### Requisitos del ejercicio:
A - ¿Qué ley urge modificar, según el texto sobre la responsabilidad política?
B - Prolonga el texto sobre la responsabilidad política y los procesos penales a partir de su última oración.

++++ Texto fuente ++++

Para empezar, se debe asumir que la responsabilidad política no siempre es coincidente con la jurídica. Una conducta puede no ser delito y, sin embargo, merecer un reproche moral, ético y político del que se derive la petición de abandono de determinado puesto, argumentando que la ostentación del mismo precisa de una pulcritud que trasciende al Código Penal. Por lo tanto, la existencia de una conducta punible no es siempre el criterio escogido para reclamar un cese o una dimisión. El código de conducta aplicable a los representantes públicos puede resultar más o menos estricto, y los ciudadanos, igualmente, ser más o menos implacables. Lo que no es procedente es mostrar piedad y clemencia o severidad e inflexibilidad en función del carnet que porte el enjuiciado o del color de las ideas que defienda el afectado. En ese caso, las reglas de honradez a las que nos aferramos no serán más que una mera excusa, una falacia cambiante a discreción. En una escena de la película “Candidata al poder” se dice: «Los principios sólo significan algo si nos atenemos a ellos también cuando nos resultan inconvenientes». Cierto al cien por cien. En caso contrario, mera palabrería.
Pero de más espinosa aún puede calificarse la controversia sobre el momento en el que la tramitación de un determinado proceso penal debe afectar al cargo público implicado. A ella, además, se añade una galimatías jurídico que, en vez de aclarar la cuestión, le empaña todavía más. De entrada, es preciso reconocer que, a este respecto, nuestras normas de enjuiciamiento son muy precarias. No es defendible que dentro del mismo concepto de “investigado” (antes “imputado”) quepa tanto una persona llamada sólo a declarar y que hace uso de sus garantías de defensa, como otra en la que, después de varias diligencias judiciales, el juez aprecie suficientes indicios de culpabilidad y decrete medidas cautelares (retirada de pasaporte, obligación de presentarse en el juzgado, etc.). Es decir, el término “investigado” refleja situaciones variopintas y se utiliza tanto para garantizar derechos como para establecer medidas restrictivas ante serios indicios de perpetración de actos delictivos. Sin duda, pues, urge una modificación de nuestra Ley de Enjuiciamiento Criminal, para establecer una mejor y más moderna regulación que sepa amoldarse tanto a los derechos y a la presunción de inocencia como a la efectiva persecución y enjuiciamiento de la criminalidad.

++++ Filas proporcionadas ++++

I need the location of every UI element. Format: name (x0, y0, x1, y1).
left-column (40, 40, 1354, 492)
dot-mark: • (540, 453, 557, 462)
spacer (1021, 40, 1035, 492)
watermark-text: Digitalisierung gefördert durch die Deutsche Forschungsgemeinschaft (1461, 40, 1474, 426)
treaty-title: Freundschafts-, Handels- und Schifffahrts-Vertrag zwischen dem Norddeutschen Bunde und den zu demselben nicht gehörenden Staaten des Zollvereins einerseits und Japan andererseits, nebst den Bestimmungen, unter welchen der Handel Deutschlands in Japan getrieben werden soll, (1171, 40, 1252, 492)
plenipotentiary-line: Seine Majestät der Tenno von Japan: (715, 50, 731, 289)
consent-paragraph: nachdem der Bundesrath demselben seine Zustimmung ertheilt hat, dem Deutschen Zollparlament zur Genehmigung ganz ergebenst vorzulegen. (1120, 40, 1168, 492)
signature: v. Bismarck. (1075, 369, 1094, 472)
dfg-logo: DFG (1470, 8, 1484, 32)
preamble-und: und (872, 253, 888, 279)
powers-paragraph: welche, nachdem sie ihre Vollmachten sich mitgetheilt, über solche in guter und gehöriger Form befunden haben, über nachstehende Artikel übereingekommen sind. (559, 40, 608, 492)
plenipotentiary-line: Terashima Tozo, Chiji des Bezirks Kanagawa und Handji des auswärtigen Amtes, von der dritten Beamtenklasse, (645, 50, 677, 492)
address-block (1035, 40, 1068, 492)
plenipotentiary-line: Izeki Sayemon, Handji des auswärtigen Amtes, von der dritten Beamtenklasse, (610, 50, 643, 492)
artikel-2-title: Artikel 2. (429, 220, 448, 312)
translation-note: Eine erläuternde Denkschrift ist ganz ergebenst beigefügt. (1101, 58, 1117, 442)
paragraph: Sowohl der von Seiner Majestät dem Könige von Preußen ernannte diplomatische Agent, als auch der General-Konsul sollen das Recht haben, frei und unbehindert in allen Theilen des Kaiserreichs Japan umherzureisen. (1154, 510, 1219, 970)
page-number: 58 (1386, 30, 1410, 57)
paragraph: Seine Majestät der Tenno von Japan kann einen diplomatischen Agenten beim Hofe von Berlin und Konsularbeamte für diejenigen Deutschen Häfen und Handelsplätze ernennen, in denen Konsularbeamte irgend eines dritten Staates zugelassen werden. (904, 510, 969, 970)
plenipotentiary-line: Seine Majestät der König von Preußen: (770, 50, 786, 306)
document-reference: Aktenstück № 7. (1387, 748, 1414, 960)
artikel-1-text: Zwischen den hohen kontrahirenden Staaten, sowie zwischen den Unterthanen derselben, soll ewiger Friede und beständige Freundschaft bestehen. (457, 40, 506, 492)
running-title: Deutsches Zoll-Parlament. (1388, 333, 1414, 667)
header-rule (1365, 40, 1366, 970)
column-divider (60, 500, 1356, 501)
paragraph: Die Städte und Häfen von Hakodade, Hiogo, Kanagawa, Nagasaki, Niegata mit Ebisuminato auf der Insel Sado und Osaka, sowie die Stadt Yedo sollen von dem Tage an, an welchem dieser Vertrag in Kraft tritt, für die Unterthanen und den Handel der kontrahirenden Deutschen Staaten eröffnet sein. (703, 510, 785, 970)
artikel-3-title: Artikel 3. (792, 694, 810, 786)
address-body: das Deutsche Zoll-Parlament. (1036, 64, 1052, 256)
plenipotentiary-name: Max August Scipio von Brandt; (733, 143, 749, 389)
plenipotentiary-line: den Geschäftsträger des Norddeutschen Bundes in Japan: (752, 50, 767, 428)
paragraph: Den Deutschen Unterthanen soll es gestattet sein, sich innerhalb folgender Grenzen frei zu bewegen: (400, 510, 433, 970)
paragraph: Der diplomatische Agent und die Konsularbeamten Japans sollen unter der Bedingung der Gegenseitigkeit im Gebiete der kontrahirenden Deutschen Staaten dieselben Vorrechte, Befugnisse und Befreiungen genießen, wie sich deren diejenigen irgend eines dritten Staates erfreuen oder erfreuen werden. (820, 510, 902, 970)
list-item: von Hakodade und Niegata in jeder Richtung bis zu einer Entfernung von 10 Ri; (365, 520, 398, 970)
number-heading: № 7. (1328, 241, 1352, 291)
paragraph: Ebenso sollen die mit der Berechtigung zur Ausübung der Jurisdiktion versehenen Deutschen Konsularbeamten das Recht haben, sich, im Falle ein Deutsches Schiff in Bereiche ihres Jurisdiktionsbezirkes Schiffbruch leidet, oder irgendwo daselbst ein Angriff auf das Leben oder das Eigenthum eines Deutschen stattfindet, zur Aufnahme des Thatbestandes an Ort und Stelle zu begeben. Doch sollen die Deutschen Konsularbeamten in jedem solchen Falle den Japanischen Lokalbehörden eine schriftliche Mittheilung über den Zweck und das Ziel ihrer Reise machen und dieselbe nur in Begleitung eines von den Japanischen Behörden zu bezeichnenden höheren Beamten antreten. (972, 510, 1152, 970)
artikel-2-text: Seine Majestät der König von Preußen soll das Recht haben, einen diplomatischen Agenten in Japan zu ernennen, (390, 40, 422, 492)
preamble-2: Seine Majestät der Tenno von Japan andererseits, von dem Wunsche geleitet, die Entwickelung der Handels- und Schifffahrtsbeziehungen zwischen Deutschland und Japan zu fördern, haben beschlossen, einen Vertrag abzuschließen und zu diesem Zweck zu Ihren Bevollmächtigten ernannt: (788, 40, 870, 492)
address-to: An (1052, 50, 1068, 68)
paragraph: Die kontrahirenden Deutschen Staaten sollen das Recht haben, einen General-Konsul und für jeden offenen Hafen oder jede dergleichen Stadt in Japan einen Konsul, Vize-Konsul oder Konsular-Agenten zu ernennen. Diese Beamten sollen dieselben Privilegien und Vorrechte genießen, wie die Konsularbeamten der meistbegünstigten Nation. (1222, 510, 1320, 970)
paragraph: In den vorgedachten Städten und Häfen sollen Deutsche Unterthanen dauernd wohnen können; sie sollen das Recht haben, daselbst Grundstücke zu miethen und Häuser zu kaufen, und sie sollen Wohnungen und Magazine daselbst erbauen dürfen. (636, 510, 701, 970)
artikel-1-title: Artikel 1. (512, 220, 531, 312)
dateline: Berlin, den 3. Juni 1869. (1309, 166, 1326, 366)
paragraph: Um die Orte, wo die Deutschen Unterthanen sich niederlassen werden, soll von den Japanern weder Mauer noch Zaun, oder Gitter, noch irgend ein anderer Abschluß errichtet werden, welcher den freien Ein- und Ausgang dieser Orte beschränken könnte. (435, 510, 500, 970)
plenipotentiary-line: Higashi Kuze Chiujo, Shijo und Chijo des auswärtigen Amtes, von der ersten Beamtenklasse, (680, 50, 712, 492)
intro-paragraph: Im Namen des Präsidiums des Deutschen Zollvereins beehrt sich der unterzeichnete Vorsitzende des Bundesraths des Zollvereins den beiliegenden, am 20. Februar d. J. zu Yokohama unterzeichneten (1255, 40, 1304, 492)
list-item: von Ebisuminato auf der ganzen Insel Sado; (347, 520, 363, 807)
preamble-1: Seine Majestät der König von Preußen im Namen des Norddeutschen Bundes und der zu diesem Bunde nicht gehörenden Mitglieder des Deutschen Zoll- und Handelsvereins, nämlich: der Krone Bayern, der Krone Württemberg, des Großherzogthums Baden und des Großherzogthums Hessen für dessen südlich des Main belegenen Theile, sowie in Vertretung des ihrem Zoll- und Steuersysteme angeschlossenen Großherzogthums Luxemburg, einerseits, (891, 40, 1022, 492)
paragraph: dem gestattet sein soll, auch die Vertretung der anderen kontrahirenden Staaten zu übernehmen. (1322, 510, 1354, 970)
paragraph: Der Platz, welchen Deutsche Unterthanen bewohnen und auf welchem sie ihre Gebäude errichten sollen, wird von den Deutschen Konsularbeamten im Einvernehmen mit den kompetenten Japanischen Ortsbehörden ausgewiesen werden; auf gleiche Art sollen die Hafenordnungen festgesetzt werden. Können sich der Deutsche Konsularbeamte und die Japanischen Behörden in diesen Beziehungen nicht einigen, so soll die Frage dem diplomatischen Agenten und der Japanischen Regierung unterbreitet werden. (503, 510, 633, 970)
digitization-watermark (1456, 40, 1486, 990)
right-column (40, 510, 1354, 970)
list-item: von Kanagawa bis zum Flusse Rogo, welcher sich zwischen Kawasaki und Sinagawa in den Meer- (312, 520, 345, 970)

++++
++++ Filas proporcionadas ++++

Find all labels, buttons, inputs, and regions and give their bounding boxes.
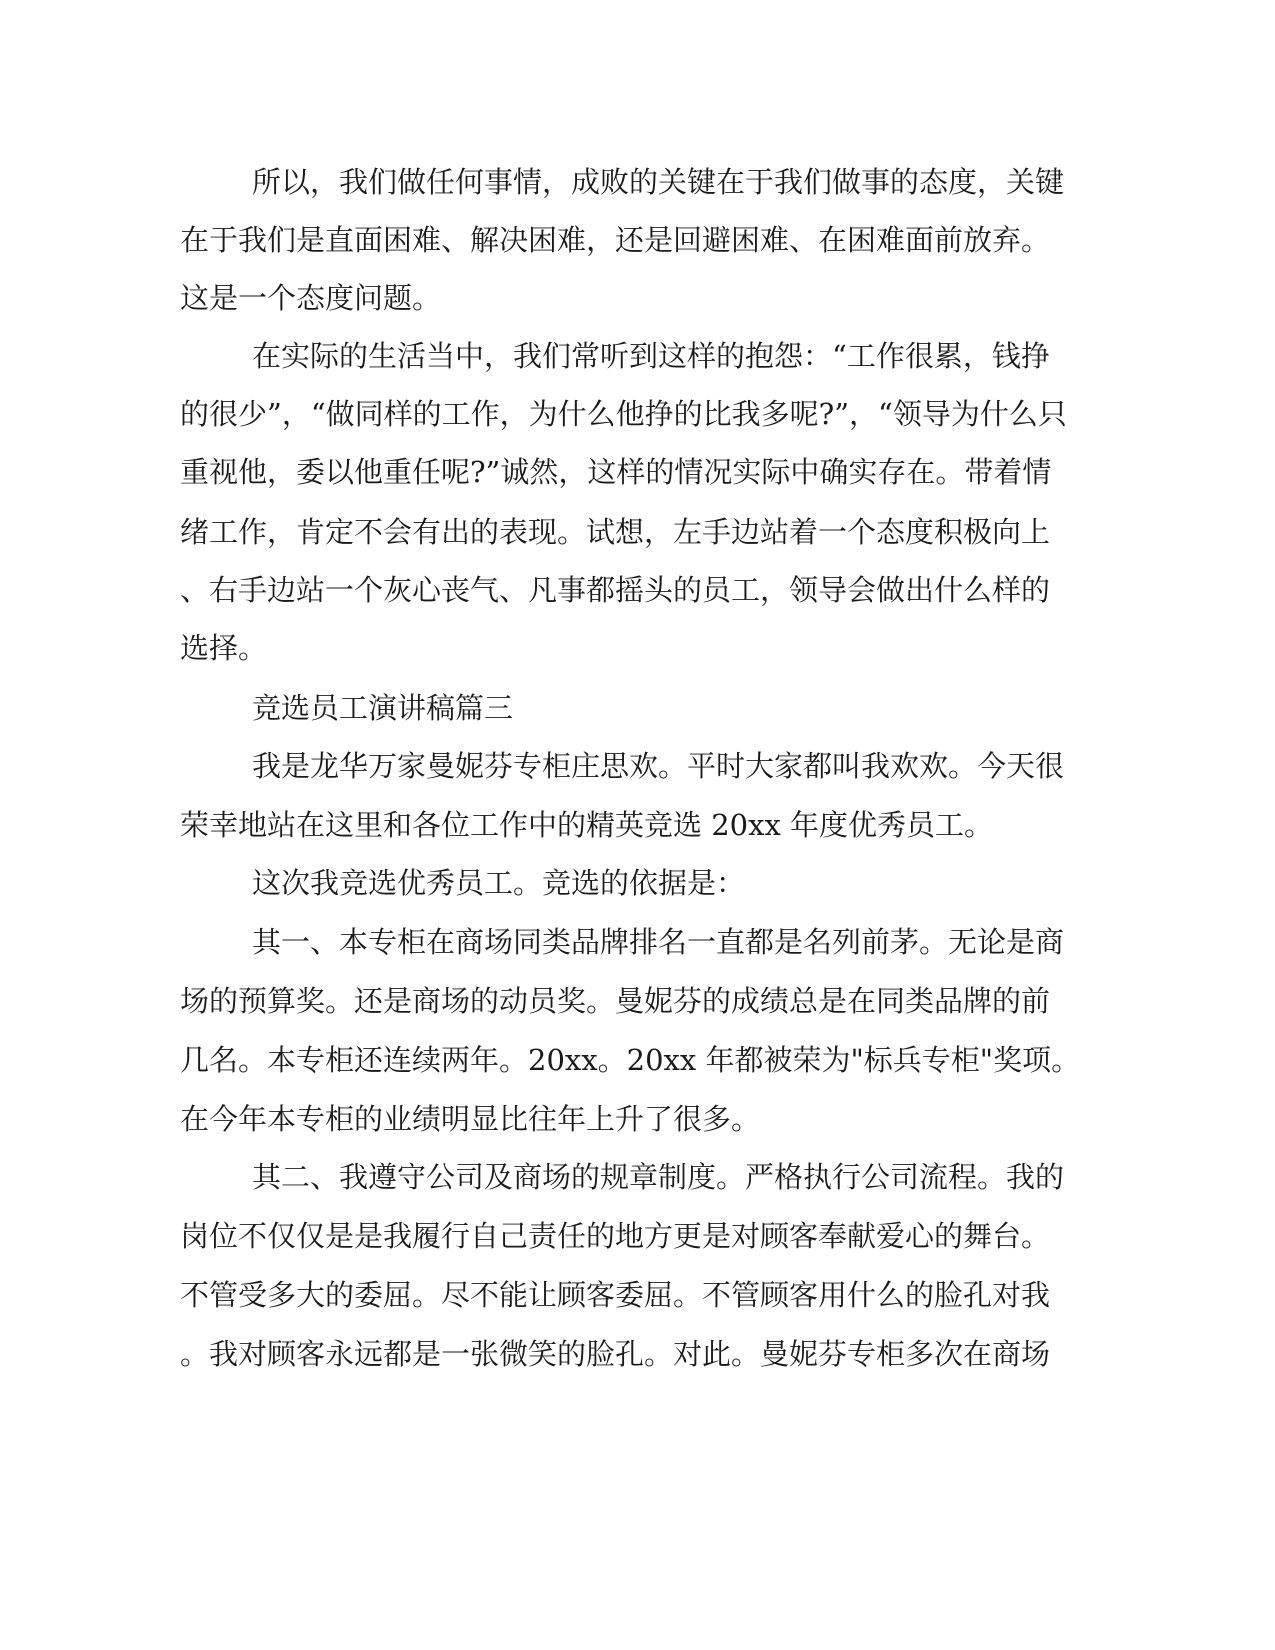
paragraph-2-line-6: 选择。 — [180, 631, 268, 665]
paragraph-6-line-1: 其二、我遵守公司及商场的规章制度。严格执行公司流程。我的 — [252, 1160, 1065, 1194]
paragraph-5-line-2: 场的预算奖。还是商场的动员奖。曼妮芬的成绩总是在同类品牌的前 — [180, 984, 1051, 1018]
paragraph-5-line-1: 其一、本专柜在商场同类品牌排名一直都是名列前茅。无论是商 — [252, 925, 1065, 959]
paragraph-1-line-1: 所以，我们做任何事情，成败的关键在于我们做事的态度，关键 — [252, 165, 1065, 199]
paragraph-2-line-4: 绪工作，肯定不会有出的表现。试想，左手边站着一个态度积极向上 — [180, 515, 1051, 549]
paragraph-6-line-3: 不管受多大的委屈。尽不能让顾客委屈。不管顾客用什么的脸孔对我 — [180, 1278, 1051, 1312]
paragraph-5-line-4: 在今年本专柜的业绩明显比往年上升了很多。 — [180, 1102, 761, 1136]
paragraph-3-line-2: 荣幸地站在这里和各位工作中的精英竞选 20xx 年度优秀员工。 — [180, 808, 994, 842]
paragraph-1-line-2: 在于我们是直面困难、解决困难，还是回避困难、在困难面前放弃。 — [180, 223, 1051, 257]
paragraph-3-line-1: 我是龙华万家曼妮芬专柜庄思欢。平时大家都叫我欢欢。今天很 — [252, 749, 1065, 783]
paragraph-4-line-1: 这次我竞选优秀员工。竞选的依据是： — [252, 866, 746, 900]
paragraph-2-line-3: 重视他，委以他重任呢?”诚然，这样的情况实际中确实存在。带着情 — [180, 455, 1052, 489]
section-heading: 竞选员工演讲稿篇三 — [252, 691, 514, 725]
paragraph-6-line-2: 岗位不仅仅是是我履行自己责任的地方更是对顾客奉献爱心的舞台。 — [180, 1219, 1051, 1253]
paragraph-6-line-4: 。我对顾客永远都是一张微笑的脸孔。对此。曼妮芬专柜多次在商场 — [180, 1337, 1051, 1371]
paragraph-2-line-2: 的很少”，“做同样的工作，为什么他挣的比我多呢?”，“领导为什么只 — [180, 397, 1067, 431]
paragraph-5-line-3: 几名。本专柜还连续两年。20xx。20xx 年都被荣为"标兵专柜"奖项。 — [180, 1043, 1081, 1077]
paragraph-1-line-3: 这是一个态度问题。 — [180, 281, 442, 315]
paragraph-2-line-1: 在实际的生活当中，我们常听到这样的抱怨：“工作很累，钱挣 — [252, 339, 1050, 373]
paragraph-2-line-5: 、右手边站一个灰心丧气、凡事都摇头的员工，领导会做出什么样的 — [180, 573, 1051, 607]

++++

### Resultados del ejercicio:
A - La Ley de Enjuiciamiento Criminal.

B -
De igual forma, nuestro proceso penal -que presume de garantista- presenta preocupantes lagunas y déficits que hacen dudar de su plena eficacia. La escasez de medios en los Juzgados y en la Fiscalía, unida a la limitación temporal de las investigaciones, no ayuda a que los profesionales de la Justicia dediquen el tiempo y la atención necesarios en la totalidad de los casos, lo que da lugar a resultados no deseables. Existe cierta inseguridad jurídica en la fase de instrucción, de tal manera que llegan a juicio oral procedimientos que, a todas luces, no deberían hacerlo. La reciente noticia de una madre, enjuiciada penalmente tras ser acusada de quitarle el móvil a su hijo para que este se pusiera a estudiar, da buena muestra de ello. Obviamente, la mujer salió absuelta y el juez, no sólo la absolvió, sino que elogió su comportamiento. Pero lo cierto es que tuvo que sentarse en el banquillo de los acusados, constatando a todas luces que los filtros destinados a que sólo terminen en una vista los casos que así lo merecen, no funcionan siempre. En consecuencia, se debe reclamar una modificación normativa.
En mi opinión, hasta que eso ocurra, procede la asunción de responsabilidades políticas en la fase de instrucción (cuando, mediante resolución judicial motivada y detallada, se adopten medidas cautelares contra un responsable político) o, en su caso, en el momento de la apertura de juicio oral. Otra cosa bien distinta es que un concreto mandatario se comprometa a dimitir en otro momento del proceso diferente a los anteriormente reseñados. En dicho supuesto, el abandono de su cargo, más que una consecuencia derivada de su situación procesal, lo será del más elemental cumplimiento de la palabra dada.
Instituciones lentas, problemas eternos
Hace apenas unos días se ha aprobado en el Congreso de los Diputados la creación de una Subcomisión para el estudio de la reforma de la Ley Electoral del Estado. La medida, promovida por el PSOE y Ciudadanos, ha sido apoyada por todos los grupos parlamentarios, a excepción del PNV. En el ámbito autonómico también existen propuestas similares. Sin ir más lejos, se ha abierto en Canarias otra Comisión de Estudio para la modificación de su sistema electoral, mundialmente conocido por sus elevados niveles de desproporción, desigualdad del valor del voto y aplicación de altísimas y duplicadas barreras electorales, que colocan a nuestro archipiélago a la cabeza de las normativas electorales más injustas del planeta.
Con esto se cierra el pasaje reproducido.